**WHAT THE EXERCISE ASKS:** Collect all lines below with the string "organizacji".

**SOURCE DATA:**

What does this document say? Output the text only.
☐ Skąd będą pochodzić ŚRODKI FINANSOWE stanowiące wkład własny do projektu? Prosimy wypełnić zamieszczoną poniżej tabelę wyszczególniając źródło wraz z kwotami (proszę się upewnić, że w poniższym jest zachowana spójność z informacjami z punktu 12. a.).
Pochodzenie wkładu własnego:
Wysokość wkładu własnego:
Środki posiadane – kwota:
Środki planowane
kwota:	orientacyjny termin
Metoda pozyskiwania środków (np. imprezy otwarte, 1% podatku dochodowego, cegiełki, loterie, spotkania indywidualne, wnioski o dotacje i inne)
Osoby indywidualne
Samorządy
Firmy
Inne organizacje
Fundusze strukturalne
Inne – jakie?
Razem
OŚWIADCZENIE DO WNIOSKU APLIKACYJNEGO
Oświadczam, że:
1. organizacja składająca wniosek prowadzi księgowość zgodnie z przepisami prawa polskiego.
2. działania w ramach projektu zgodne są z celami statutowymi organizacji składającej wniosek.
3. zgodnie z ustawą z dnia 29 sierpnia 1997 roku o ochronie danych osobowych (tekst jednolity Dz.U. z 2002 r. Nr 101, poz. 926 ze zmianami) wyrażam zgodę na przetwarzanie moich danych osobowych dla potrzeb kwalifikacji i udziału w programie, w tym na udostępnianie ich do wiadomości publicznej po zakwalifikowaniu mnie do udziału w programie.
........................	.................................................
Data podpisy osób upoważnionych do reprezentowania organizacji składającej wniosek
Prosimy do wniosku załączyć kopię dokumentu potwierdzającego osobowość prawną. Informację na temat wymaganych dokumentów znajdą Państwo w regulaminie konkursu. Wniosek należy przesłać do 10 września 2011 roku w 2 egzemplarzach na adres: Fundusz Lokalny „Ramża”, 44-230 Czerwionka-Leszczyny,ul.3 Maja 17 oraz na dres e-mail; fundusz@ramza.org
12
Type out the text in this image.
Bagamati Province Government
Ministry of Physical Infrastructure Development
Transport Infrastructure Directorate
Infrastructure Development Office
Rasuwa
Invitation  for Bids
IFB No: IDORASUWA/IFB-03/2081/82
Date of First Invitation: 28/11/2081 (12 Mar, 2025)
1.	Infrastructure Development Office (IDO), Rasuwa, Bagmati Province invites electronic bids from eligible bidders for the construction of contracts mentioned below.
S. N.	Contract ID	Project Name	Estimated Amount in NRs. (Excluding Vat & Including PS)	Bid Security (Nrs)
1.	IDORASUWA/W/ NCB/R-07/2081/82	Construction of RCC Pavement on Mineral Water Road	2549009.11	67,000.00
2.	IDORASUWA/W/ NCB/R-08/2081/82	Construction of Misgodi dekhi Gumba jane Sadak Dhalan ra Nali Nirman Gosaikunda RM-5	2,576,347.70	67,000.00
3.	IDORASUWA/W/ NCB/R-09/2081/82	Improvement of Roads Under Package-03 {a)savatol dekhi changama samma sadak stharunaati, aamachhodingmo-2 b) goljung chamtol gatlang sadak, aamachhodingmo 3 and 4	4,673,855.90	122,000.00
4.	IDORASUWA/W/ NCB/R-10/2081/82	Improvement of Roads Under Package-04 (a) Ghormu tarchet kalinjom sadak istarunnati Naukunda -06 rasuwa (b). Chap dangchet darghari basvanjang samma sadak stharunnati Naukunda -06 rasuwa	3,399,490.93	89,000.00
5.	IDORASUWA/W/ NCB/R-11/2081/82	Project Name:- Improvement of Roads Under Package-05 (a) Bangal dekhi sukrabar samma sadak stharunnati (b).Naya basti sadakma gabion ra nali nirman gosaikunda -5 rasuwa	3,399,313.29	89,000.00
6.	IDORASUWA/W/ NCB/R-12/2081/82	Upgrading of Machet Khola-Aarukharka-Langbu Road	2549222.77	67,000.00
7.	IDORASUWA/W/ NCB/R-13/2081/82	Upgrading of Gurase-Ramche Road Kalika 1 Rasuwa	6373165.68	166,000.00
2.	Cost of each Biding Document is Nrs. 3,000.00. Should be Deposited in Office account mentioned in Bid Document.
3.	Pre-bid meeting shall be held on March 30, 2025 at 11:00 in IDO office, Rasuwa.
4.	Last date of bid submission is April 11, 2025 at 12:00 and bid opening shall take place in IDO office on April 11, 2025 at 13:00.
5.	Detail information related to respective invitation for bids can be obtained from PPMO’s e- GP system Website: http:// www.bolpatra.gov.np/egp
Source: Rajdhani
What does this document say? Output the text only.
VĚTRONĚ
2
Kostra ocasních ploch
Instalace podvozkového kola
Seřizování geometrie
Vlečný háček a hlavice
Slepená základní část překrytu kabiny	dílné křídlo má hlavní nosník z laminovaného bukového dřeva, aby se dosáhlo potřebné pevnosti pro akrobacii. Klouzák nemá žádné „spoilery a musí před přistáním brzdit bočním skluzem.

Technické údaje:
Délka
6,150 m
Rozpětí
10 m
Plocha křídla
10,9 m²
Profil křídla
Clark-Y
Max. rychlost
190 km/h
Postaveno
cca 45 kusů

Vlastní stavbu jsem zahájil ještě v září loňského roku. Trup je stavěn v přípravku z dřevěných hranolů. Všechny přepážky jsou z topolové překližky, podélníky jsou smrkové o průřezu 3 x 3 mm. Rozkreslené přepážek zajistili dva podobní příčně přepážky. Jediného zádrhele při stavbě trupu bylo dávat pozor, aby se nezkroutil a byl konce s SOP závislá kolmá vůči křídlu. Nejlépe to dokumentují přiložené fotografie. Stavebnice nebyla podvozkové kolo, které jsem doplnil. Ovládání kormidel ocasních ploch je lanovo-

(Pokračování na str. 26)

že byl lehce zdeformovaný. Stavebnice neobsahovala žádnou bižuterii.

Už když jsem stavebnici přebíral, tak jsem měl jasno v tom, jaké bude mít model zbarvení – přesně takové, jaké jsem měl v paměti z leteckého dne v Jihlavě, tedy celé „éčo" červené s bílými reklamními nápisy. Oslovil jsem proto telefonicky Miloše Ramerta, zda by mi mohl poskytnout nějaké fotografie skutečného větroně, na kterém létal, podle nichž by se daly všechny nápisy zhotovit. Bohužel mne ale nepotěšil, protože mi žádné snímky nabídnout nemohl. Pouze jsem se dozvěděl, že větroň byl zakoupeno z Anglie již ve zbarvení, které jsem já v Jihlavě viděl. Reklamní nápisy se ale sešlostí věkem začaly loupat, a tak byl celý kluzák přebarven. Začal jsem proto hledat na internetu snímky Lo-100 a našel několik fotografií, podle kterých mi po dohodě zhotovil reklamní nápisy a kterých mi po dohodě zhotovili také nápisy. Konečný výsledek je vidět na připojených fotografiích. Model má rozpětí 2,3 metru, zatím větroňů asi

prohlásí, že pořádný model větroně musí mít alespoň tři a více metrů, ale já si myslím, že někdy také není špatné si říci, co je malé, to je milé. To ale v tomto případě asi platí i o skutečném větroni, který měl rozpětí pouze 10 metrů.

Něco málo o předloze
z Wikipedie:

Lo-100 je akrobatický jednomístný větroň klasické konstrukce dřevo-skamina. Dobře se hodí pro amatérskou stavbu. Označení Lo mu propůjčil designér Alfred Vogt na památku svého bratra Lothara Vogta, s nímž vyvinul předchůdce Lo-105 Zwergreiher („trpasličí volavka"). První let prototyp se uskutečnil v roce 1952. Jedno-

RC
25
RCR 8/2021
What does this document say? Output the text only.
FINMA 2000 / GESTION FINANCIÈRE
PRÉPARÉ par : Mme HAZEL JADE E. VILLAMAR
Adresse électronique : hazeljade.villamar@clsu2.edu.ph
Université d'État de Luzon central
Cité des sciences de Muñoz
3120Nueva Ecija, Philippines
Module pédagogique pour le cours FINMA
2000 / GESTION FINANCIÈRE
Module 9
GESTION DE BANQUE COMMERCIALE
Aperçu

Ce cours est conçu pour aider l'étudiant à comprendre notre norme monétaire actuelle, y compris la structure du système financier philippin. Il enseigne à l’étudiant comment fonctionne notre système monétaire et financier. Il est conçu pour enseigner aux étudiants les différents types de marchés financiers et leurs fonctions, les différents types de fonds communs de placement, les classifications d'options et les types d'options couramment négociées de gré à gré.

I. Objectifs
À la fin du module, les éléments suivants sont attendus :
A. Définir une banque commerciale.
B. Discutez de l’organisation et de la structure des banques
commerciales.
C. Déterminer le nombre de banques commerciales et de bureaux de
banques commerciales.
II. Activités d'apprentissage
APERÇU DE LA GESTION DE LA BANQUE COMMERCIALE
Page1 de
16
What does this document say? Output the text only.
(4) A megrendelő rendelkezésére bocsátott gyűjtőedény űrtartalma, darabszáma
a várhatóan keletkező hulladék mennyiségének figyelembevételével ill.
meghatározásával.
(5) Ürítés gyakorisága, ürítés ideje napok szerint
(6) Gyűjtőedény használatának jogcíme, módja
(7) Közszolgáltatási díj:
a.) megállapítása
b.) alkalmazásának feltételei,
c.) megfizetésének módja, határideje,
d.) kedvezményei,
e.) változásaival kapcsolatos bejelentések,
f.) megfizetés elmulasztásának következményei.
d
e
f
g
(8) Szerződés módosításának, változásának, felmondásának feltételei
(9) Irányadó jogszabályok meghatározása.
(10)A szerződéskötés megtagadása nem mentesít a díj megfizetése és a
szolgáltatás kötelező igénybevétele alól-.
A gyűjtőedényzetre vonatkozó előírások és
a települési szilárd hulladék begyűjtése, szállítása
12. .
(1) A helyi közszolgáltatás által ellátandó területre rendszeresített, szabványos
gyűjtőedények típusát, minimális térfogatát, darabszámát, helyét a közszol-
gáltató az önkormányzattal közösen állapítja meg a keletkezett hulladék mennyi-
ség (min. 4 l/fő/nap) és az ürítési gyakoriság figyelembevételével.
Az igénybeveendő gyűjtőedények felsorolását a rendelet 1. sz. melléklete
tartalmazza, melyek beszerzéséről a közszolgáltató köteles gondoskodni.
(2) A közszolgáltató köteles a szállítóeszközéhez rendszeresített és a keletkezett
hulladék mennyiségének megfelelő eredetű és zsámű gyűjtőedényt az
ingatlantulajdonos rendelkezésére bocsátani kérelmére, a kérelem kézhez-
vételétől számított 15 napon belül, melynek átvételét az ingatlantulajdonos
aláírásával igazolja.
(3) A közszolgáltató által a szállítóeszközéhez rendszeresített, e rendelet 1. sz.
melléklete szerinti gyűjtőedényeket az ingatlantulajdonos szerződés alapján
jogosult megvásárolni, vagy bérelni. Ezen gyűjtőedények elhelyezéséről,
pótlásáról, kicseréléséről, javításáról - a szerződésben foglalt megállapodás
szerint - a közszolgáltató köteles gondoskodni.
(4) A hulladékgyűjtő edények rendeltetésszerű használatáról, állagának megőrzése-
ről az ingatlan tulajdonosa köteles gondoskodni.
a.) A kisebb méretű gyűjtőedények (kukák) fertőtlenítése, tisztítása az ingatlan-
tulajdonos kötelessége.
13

**SOLVED EXERCISE:**
2. działania w ramach projektu zgodne są z celami statutowymi organizacji składającej wniosek.
Data podpisy osób upoważnionych do reprezentowania organizacji składającej wniosek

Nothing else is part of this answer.